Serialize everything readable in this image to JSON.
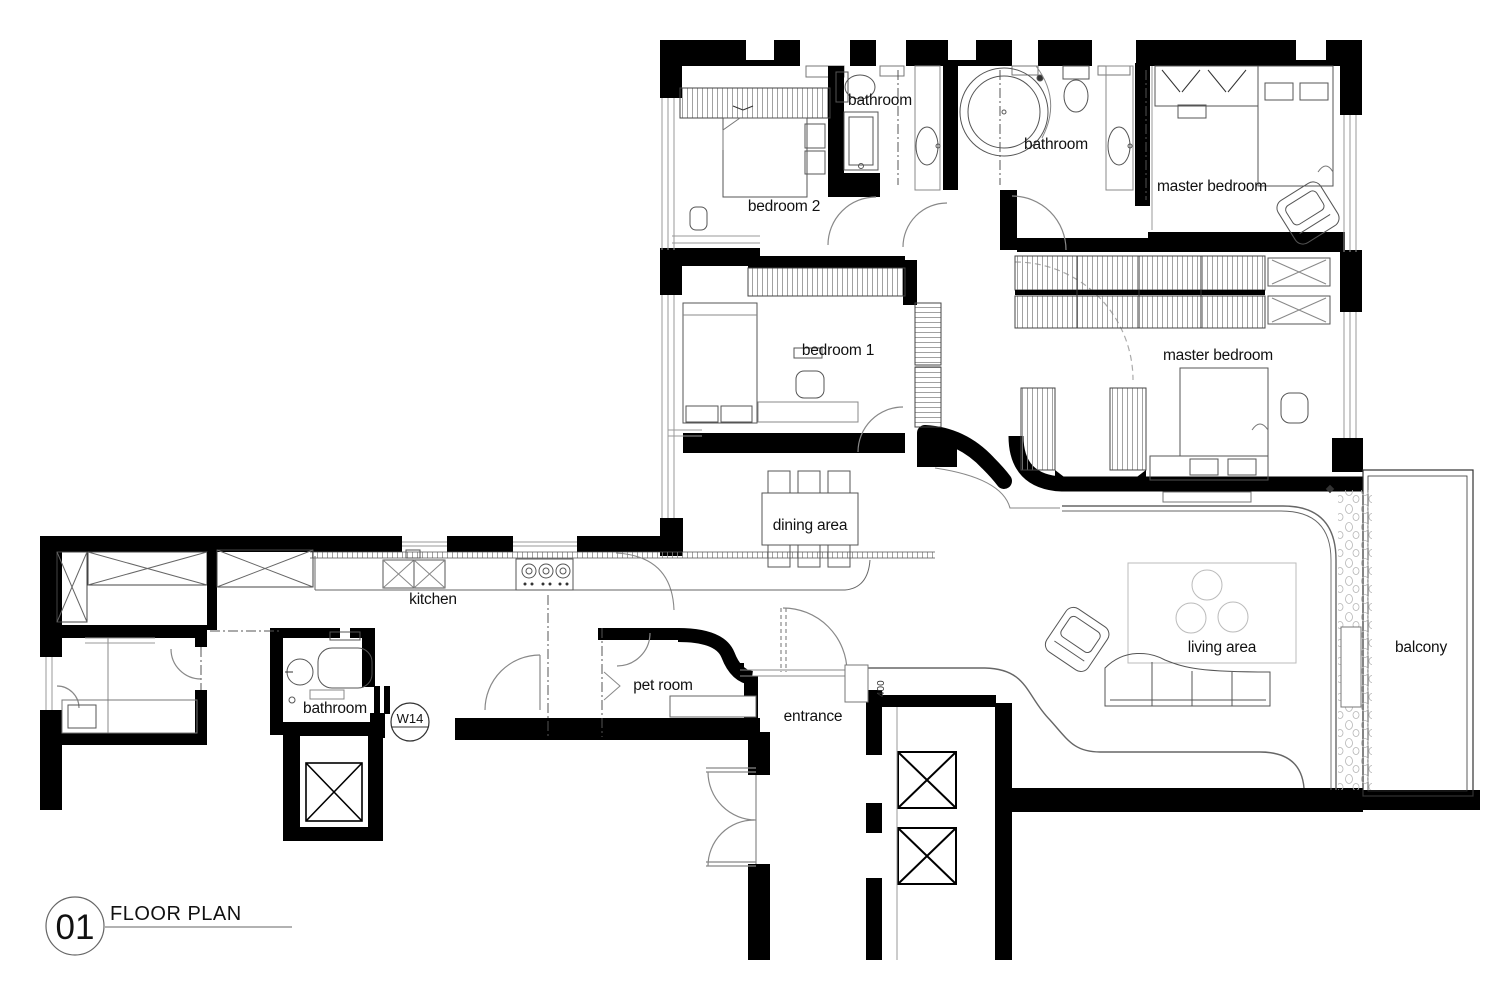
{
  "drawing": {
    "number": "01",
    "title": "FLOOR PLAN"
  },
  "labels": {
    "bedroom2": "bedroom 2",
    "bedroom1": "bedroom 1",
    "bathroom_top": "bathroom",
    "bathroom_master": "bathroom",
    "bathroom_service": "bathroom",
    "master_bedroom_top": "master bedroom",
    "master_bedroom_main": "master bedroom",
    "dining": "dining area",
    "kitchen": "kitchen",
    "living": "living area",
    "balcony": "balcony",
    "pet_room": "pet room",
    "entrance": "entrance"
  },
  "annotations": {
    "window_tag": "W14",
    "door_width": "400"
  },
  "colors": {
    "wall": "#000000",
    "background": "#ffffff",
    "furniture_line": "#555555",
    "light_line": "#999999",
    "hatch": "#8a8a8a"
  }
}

★ ★ ★

(Exercise prompt):
Find each line in the records holding the string "bedroom" and show it.

(Correct answer):
    "bedroom2": "bedroom 2",
    "bedroom1": "bedroom 1",
    "master_bedroom_top": "master bedroom",
    "master_bedroom_main": "master bedroom",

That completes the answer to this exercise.